• [Work required]: Copy out each line that mentions the word "平方分米".

Records:
## Begin

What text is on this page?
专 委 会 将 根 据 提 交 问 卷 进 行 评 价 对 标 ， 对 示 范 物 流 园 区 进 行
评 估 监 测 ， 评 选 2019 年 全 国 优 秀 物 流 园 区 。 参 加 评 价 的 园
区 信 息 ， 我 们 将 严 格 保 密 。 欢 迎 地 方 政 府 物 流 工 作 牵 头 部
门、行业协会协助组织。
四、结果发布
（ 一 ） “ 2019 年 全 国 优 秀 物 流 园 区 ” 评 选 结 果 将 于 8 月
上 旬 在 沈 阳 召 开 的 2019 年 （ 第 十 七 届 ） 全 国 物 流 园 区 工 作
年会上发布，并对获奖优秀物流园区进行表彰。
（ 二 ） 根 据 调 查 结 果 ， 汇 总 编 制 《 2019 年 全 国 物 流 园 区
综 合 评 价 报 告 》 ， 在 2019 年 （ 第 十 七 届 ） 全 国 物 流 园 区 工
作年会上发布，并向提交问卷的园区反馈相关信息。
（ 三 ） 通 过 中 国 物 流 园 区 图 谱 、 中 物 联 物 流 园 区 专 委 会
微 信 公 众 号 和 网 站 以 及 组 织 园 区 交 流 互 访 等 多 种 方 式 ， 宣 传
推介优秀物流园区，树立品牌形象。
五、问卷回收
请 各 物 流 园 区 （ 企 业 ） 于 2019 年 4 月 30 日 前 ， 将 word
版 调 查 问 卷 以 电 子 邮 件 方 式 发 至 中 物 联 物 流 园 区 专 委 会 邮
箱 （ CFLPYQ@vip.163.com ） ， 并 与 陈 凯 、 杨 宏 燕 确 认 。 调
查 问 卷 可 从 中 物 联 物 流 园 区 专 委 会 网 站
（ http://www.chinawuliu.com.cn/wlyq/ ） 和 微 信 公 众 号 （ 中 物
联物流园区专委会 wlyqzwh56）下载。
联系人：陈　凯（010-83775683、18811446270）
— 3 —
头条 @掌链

## End
## Begin

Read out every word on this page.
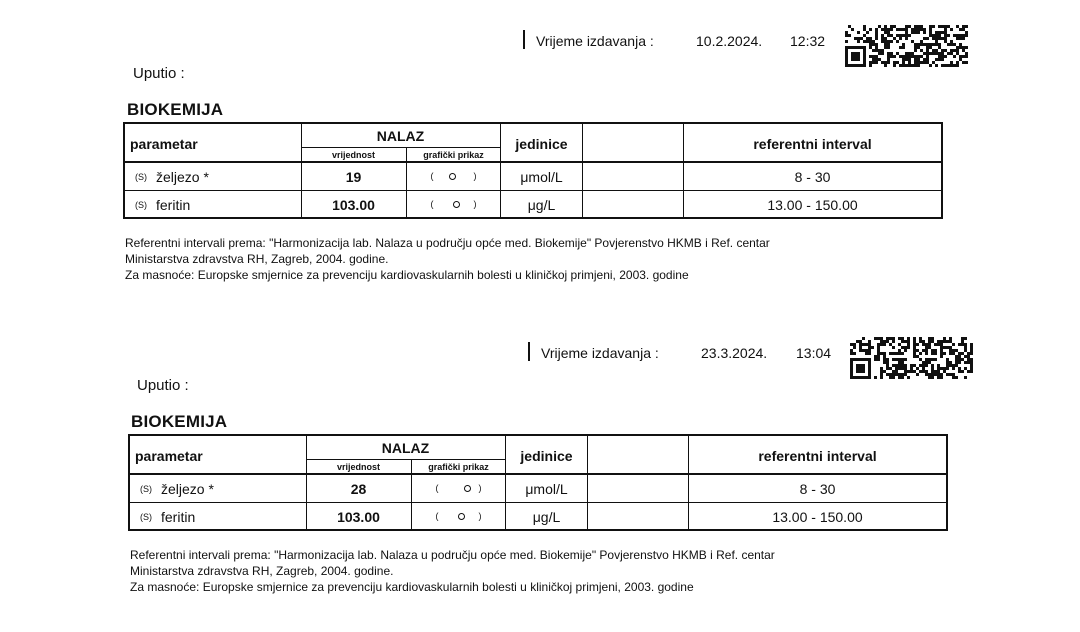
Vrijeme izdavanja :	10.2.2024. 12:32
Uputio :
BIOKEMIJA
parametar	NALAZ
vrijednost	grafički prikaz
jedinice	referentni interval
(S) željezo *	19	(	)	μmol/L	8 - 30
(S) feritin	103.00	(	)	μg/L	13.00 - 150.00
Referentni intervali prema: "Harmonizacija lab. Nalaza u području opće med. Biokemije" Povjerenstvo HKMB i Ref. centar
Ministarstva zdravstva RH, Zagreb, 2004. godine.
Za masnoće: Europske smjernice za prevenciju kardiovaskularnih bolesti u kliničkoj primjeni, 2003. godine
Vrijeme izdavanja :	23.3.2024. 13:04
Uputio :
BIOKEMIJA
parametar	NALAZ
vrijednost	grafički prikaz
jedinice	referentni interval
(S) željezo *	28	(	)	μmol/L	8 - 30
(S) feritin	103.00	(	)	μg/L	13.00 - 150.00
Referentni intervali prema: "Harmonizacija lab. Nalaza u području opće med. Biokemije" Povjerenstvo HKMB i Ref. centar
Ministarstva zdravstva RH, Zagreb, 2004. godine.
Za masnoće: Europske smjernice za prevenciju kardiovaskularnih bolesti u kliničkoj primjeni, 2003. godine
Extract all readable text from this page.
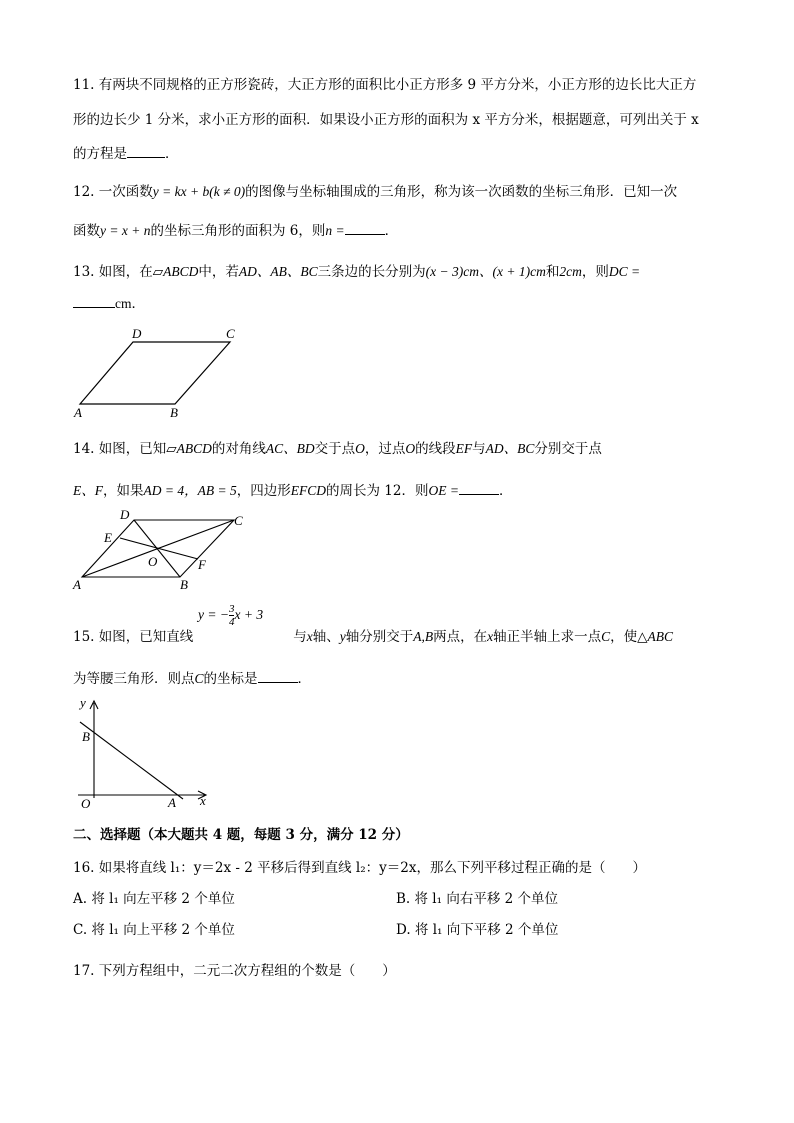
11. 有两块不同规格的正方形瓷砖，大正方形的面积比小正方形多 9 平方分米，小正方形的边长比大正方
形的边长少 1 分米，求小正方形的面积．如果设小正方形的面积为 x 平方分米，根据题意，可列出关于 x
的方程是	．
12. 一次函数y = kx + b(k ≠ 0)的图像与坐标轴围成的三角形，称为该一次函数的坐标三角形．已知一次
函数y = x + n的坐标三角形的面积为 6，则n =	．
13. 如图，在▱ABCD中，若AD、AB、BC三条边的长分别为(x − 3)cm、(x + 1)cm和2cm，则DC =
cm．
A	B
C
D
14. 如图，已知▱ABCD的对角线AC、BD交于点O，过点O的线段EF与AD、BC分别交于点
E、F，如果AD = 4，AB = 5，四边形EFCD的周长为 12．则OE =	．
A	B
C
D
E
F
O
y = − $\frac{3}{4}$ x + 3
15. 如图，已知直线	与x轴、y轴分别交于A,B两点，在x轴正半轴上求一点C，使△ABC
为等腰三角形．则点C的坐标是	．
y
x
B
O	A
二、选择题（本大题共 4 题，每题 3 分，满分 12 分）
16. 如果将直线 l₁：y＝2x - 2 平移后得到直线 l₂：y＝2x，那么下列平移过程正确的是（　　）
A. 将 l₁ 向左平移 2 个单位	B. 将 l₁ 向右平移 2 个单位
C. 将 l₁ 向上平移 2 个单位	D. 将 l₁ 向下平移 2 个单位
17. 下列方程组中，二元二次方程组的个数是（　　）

## End

• [Written solution]:
11. 有两块不同规格的正方形瓷砖，大正方形的面积比小正方形多 9 平方分米，小正方形的边长比大正方
形的边长少 1 分米，求小正方形的面积．如果设小正方形的面积为 x 平方分米，根据题意，可列出关于 x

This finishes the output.